Listings of boxed layout items:
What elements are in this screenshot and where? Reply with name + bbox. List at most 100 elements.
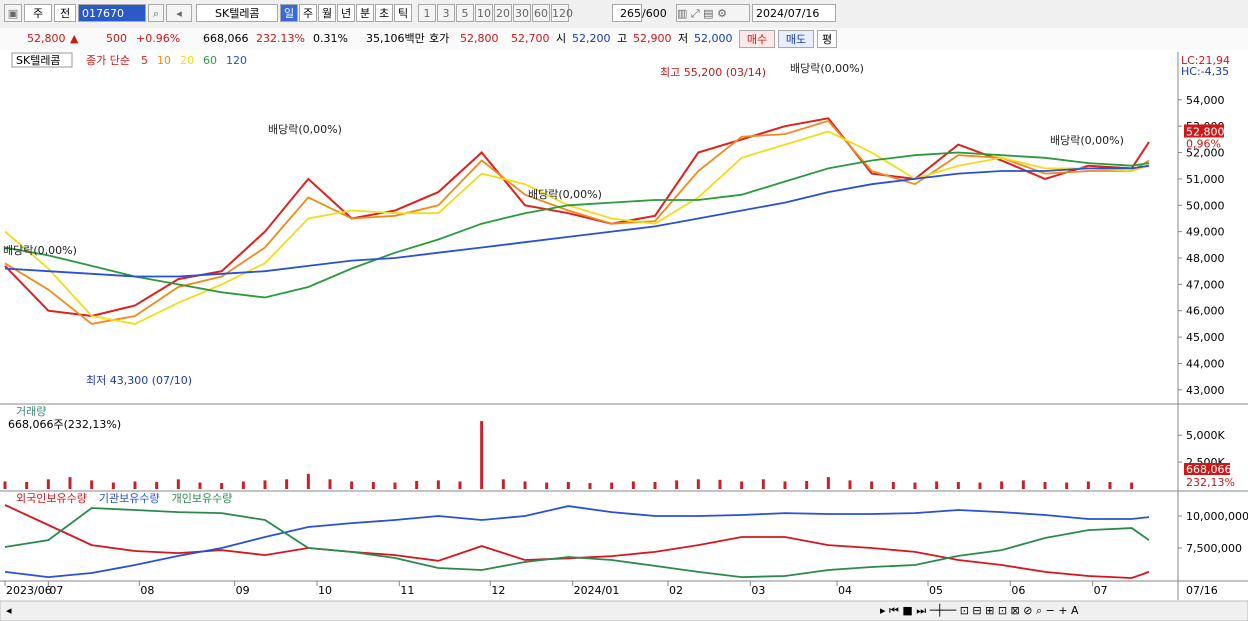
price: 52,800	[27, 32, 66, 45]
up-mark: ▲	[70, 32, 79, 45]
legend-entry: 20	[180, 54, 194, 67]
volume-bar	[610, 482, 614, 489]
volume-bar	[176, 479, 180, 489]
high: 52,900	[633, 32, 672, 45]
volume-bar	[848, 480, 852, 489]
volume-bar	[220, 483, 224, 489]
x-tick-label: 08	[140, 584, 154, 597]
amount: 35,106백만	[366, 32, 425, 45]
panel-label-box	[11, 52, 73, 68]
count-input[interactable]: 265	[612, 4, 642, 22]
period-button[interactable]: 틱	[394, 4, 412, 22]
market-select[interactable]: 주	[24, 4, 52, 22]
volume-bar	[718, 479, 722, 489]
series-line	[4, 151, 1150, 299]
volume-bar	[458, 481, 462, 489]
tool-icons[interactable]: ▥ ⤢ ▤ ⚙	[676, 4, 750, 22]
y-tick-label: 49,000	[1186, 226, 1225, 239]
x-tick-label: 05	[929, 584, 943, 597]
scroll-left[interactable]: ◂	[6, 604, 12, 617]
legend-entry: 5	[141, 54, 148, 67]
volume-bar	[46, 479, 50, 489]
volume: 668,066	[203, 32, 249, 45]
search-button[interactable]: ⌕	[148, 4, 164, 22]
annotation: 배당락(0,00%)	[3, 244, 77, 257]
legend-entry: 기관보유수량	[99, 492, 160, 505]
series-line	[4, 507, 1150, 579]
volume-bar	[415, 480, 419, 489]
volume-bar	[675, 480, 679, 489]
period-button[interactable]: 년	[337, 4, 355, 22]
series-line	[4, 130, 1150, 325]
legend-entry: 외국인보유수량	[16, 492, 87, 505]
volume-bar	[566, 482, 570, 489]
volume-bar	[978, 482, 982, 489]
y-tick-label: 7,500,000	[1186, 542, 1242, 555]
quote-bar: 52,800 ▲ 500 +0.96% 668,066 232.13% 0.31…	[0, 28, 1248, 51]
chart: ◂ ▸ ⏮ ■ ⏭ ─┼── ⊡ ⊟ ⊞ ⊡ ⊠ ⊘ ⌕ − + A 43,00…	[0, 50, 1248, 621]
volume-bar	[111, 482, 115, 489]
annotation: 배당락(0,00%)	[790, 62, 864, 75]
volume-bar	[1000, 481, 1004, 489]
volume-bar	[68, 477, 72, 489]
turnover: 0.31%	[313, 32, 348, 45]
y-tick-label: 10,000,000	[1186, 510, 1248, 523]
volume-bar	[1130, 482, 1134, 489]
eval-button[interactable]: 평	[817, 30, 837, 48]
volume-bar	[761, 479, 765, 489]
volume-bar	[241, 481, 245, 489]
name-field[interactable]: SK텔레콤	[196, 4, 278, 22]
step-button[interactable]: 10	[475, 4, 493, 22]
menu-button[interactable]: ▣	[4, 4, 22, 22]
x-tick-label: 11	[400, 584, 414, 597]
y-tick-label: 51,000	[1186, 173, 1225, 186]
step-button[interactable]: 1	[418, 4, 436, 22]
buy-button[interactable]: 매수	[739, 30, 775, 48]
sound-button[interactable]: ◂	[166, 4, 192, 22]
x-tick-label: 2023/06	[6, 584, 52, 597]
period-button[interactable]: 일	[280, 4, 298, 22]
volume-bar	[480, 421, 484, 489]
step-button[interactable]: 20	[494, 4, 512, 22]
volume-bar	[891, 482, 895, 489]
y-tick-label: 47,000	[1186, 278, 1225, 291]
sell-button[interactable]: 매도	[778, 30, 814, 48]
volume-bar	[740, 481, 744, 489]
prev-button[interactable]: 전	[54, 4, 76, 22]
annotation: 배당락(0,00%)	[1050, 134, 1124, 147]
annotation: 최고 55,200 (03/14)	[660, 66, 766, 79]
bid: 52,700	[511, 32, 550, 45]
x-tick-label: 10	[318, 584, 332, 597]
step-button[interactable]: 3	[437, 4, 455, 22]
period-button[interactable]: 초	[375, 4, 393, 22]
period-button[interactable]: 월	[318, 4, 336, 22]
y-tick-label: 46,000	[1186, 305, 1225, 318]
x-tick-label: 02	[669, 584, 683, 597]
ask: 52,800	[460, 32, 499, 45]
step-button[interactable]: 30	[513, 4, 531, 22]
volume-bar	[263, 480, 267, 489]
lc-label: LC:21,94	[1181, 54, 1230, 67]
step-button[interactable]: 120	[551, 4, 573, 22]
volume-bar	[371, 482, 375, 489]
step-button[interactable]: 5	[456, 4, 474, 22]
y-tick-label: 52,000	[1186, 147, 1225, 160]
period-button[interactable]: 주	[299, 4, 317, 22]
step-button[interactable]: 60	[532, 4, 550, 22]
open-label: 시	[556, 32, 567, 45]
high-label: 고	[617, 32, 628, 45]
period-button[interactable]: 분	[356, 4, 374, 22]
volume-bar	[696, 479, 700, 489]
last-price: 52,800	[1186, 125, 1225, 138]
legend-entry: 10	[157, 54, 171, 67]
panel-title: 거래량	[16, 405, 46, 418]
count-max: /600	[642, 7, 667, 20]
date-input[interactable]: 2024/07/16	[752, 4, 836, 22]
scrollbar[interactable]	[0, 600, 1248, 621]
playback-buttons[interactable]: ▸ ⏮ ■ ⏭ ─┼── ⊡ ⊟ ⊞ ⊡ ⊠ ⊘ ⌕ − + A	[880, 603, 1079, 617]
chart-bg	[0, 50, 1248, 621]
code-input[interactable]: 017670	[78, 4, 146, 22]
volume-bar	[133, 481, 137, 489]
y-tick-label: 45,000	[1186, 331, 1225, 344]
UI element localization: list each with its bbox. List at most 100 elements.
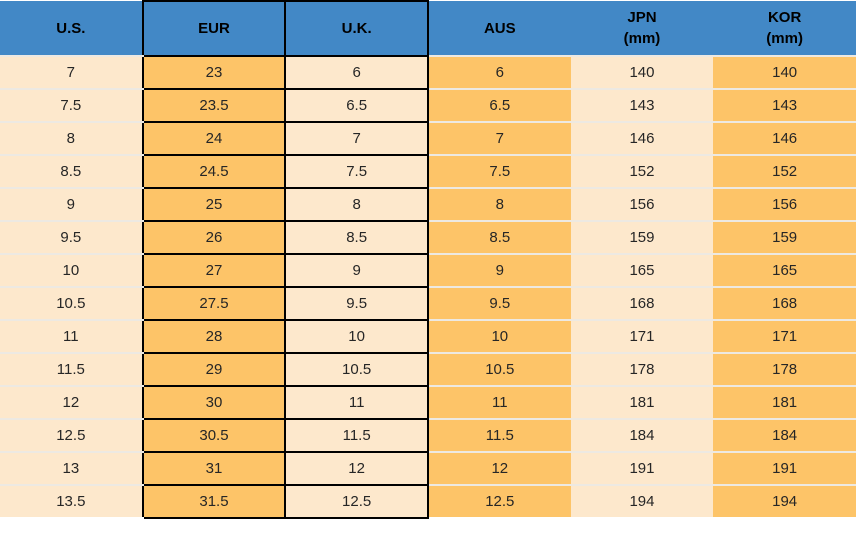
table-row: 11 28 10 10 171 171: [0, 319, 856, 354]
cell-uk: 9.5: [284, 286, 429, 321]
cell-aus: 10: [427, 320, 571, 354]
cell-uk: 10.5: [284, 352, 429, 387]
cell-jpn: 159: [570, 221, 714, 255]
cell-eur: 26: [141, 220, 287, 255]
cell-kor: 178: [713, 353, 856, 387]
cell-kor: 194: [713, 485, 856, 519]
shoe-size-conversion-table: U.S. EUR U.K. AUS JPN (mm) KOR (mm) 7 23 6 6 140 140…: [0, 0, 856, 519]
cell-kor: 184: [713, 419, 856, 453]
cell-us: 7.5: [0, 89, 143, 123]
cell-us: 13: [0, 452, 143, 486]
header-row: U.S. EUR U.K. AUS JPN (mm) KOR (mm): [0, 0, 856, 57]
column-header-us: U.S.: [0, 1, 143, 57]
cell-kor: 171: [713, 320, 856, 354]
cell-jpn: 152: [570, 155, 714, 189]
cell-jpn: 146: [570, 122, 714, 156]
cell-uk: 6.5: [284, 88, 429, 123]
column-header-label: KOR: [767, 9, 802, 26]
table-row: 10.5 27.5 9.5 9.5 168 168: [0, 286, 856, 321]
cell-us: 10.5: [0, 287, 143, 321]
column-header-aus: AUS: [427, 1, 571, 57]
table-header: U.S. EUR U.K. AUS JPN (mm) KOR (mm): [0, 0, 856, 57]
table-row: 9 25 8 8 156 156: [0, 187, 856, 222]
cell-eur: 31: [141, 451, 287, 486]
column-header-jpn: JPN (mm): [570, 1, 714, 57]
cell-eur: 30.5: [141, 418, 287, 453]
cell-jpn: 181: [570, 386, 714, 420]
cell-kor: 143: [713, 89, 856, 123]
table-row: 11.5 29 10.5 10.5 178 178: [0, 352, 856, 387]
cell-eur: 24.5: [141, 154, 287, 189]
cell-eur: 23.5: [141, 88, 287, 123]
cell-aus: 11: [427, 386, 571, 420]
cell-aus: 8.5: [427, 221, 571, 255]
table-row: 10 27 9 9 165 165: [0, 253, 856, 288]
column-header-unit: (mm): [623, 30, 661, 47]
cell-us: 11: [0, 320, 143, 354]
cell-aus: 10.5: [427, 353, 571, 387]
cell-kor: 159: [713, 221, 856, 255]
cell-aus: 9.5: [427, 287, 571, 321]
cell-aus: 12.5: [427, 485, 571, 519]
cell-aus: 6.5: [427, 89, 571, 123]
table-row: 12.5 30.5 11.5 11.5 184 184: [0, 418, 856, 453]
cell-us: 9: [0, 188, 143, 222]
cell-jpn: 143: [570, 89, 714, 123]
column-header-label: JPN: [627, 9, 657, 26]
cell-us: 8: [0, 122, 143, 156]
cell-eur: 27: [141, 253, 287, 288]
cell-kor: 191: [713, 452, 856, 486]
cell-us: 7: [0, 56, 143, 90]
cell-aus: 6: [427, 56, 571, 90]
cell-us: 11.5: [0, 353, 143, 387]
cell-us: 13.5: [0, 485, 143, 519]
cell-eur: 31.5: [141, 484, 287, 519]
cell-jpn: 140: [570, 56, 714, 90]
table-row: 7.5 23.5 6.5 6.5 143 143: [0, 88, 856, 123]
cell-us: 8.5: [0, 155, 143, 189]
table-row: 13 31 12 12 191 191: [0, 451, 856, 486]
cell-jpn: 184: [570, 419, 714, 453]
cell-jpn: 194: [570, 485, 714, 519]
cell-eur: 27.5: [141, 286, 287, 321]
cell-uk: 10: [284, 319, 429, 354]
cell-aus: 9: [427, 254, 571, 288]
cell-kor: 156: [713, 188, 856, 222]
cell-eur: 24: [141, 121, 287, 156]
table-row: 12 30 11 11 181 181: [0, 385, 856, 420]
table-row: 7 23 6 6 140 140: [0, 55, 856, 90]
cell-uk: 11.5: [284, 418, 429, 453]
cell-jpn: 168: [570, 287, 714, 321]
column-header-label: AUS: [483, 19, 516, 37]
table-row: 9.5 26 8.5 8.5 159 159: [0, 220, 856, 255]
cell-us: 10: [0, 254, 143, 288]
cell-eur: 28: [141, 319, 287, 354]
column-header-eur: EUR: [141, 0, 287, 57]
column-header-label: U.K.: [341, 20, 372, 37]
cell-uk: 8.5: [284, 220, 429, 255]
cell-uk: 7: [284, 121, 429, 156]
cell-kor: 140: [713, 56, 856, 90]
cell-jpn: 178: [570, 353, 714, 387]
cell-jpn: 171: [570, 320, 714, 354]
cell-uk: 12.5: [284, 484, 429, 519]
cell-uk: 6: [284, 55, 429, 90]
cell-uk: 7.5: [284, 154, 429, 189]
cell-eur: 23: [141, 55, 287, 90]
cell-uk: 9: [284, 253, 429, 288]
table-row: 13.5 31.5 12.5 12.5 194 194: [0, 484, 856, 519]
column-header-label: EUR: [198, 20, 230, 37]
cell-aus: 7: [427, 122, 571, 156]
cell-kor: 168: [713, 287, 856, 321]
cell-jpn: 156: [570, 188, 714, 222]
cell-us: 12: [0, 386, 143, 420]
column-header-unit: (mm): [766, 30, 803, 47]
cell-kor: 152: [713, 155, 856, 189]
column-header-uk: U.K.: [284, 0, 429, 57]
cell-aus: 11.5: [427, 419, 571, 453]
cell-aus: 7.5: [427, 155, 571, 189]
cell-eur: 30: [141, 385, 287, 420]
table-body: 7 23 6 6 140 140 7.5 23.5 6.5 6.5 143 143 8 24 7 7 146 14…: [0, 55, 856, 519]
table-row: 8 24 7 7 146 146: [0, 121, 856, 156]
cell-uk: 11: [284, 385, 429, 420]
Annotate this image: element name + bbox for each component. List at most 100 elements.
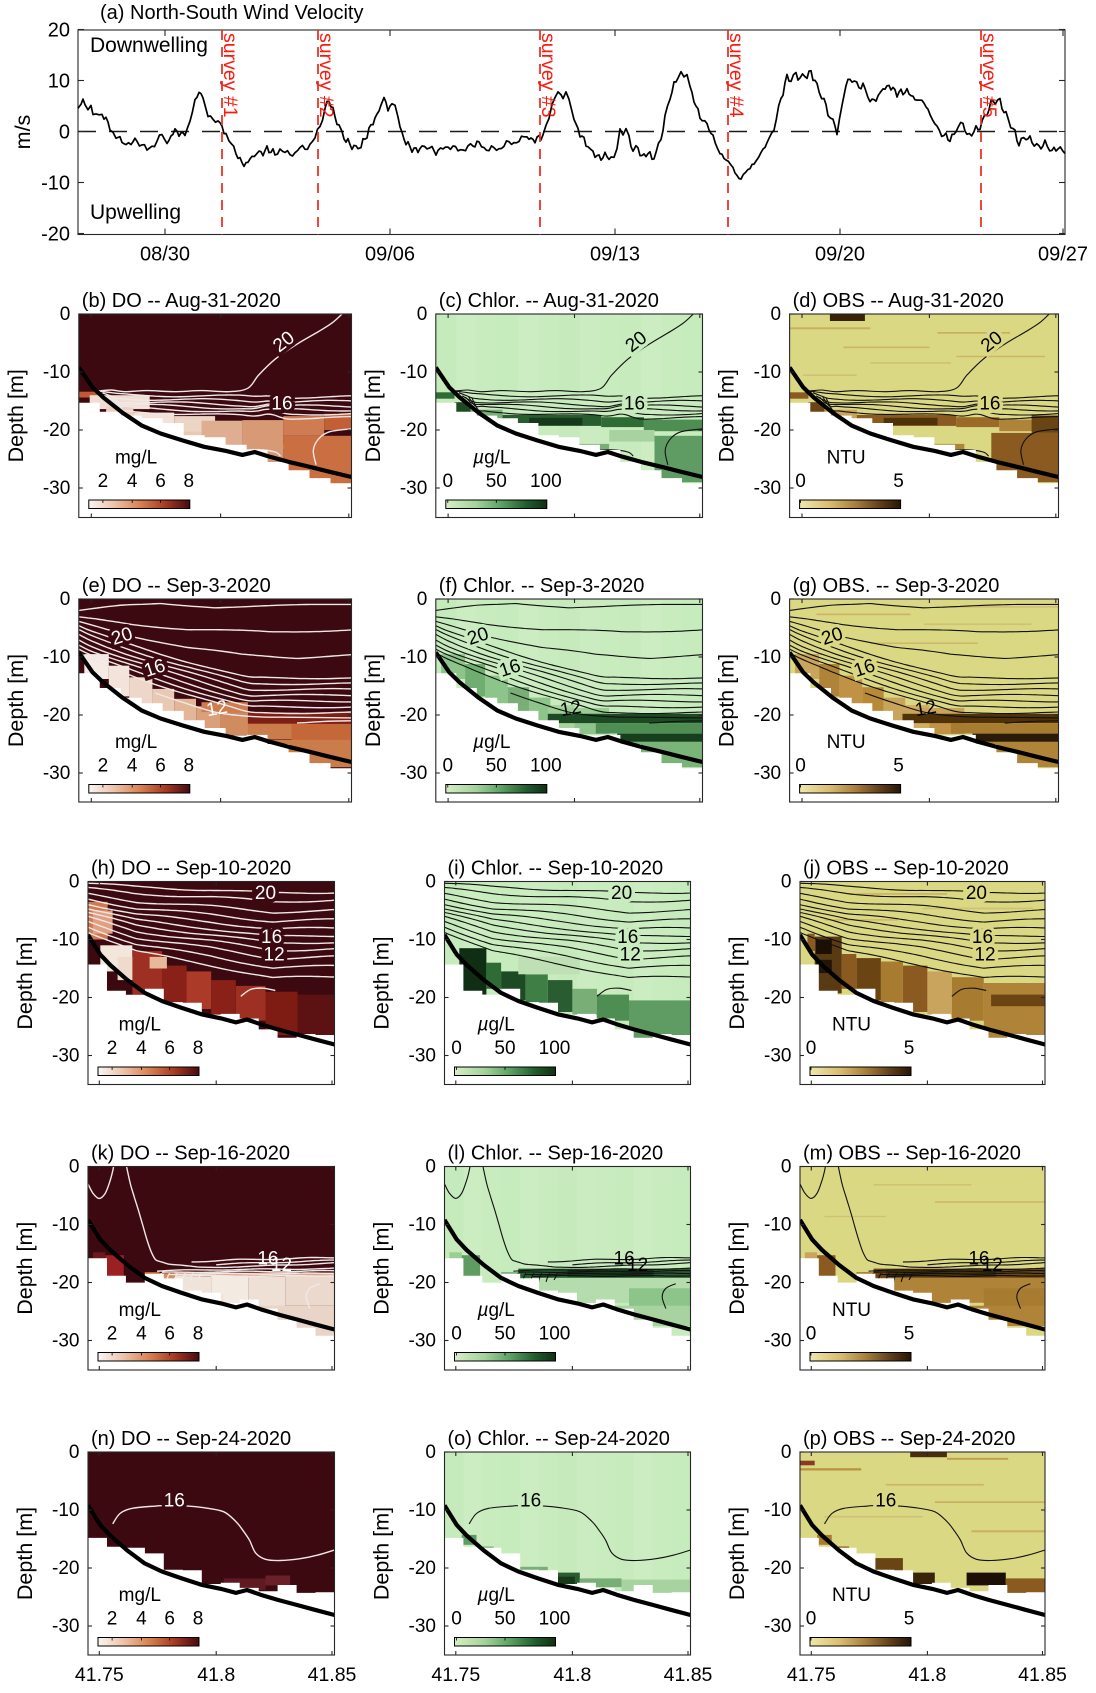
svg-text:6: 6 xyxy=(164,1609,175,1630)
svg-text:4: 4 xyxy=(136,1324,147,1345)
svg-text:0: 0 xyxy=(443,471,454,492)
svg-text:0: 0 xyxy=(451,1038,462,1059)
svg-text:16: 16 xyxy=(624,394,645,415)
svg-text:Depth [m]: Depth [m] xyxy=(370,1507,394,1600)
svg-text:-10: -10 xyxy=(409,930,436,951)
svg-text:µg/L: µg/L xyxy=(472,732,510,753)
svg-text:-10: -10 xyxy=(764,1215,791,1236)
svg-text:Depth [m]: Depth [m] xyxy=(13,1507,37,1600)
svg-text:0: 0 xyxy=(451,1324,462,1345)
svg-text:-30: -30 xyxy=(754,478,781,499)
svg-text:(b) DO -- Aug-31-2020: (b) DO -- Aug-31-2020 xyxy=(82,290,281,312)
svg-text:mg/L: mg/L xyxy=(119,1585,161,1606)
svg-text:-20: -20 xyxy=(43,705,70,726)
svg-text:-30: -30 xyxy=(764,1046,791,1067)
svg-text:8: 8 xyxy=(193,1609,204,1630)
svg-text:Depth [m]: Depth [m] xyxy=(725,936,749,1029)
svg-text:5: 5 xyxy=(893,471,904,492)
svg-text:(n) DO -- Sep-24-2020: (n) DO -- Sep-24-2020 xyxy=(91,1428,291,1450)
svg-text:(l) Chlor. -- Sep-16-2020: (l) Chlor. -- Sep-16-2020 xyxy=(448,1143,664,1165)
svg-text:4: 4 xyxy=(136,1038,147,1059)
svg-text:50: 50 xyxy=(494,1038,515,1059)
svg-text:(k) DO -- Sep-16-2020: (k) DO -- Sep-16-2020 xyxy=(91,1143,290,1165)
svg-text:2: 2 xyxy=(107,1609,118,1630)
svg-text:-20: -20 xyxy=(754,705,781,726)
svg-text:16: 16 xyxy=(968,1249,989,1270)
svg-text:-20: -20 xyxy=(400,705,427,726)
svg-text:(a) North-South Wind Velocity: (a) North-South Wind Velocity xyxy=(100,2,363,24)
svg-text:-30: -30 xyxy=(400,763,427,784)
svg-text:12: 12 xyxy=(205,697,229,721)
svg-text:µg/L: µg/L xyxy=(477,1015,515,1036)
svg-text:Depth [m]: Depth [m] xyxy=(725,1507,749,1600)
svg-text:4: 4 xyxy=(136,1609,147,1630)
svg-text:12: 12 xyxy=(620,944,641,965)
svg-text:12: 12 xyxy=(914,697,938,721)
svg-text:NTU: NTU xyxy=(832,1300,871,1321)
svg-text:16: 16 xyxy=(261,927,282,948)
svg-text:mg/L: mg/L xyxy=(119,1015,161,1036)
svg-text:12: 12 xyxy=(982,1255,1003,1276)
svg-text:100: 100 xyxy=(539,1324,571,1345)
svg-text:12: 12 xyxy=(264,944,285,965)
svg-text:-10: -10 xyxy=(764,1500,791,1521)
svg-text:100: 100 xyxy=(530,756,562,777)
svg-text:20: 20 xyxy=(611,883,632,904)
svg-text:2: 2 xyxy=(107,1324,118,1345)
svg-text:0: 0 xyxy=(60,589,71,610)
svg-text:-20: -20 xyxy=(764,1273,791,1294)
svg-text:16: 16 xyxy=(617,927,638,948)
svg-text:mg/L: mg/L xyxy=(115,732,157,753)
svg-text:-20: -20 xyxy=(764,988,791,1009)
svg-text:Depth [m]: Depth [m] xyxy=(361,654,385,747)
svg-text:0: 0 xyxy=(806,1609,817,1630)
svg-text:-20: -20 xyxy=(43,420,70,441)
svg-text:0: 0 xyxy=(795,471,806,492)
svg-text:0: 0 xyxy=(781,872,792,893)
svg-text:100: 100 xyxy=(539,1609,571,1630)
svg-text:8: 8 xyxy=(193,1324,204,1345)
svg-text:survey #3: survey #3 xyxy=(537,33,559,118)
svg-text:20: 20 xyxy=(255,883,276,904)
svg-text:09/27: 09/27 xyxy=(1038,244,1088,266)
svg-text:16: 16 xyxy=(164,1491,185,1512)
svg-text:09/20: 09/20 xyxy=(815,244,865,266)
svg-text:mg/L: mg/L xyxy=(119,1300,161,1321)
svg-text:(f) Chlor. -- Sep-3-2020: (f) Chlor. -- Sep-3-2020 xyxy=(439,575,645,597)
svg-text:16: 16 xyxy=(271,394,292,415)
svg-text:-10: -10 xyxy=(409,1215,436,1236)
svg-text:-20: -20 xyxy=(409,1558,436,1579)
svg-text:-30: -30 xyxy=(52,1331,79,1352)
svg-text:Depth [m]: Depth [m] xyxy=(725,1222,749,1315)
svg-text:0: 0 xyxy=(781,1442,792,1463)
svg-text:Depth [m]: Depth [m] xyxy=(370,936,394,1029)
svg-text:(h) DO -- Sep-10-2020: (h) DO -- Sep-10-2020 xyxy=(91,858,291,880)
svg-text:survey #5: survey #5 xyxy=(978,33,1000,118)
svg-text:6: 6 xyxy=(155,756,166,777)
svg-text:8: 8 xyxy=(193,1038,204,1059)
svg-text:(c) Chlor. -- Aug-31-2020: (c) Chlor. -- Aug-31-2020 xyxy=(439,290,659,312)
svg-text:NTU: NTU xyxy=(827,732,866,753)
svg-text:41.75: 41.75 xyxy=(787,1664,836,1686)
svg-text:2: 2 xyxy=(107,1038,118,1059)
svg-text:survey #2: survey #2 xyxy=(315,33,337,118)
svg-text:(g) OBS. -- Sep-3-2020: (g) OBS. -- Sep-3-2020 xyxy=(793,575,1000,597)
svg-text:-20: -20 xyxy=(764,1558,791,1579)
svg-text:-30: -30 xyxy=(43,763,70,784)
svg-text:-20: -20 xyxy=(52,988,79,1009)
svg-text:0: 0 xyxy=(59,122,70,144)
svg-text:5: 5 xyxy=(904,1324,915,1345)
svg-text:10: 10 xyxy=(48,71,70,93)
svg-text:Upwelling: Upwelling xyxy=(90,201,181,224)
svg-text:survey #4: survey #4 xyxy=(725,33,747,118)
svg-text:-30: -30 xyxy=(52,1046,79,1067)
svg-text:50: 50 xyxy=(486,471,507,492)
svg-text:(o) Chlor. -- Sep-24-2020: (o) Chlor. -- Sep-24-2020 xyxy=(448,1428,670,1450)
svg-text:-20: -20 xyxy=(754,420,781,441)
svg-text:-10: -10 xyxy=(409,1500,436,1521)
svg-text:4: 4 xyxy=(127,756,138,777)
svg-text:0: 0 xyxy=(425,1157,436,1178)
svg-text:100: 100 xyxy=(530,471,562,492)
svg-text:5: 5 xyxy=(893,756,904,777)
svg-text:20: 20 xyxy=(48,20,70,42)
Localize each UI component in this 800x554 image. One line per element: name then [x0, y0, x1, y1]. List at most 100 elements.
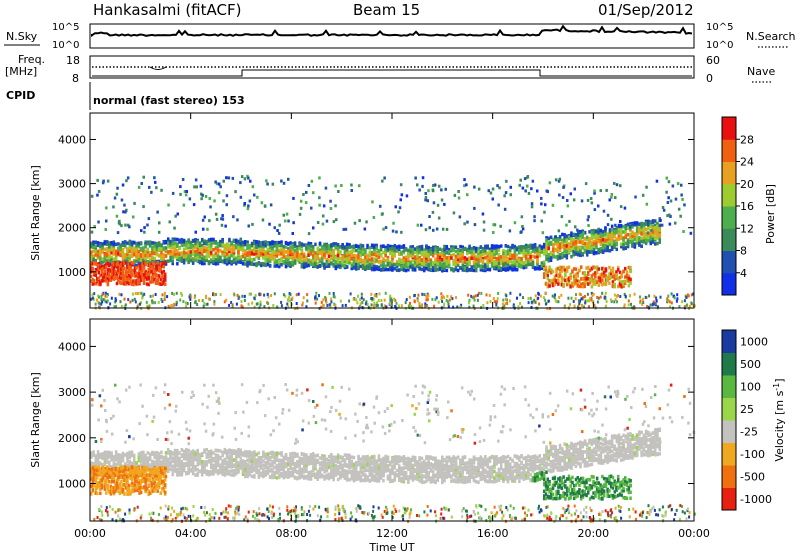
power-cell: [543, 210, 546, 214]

- [Short task]:
Format everything in the records from the line containing "svg-text:6: 6 xyxy=(164,1609,175,1630)" down to the line containing "svg-text:(k) DO -- Sep-16-2020: (k)", both included, as a JSON list of strings with one string per line, skipping any blank lines.

- [Answer to this exercise]:
[
  "svg-text:6: 6 xyxy=(164,1609,175,1630)",
  "svg-text:4: 4 xyxy=(136,1324,147,1345)",
  "svg-text:0: 0 xyxy=(443,471,454,492)",
  "svg-text:0: 0 xyxy=(451,1038,462,1059)",
  "svg-text:16: 16 xyxy=(624,394,645,415)",
  "svg-text:Depth [m]: Depth [m] xyxy=(370,1507,394,1600)",
  "svg-text:-10: -10 xyxy=(409,930,436,951)",
  "svg-text:µg/L: µg/L xyxy=(472,732,510,753)",
  "svg-text:-10: -10 xyxy=(764,1215,791,1236)",
  "svg-text:Depth [m]: Depth [m] xyxy=(13,1507,37,1600)",
  "svg-text:0: 0 xyxy=(451,1324,462,1345)",
  "svg-text:-30: -30 xyxy=(754,478,781,499)",
  "svg-text:(b) DO -- Aug-31-2020: (b) DO -- Aug-31-2020 xyxy=(82,290,281,312)",
  "svg-text:mg/L: mg/L xyxy=(119,1585,161,1606)",
  "svg-text:-20: -20 xyxy=(43,705,70,726)",
  "svg-text:-30: -30 xyxy=(764,1046,791,1067)",
  "svg-text:8: 8 xyxy=(193,1609,204,1630)",
  "svg-text:Depth [m]: Depth [m] xyxy=(725,936,749,1029)",
  "svg-text:5: 5 xyxy=(893,471,904,492)",
  "svg-text:(n) DO -- Sep-24-2020: (n) DO -- Sep-24-2020 xyxy=(91,1428,291,1450)",
  "svg-text:(l) Chlor. -- Sep-16-2020: (l) Chlor. -- Sep-16-2020 xyxy=(448,1143,664,1165)",
  "svg-text:4: 4 xyxy=(136,1038,147,1059)",
  "svg-text:50: 50 xyxy=(494,1038,515,1059)",
  "svg-text:(k) DO -- Sep-16-2020: (k) DO -- Sep-16-2020 xyxy=(91,1143,290,1165)"
]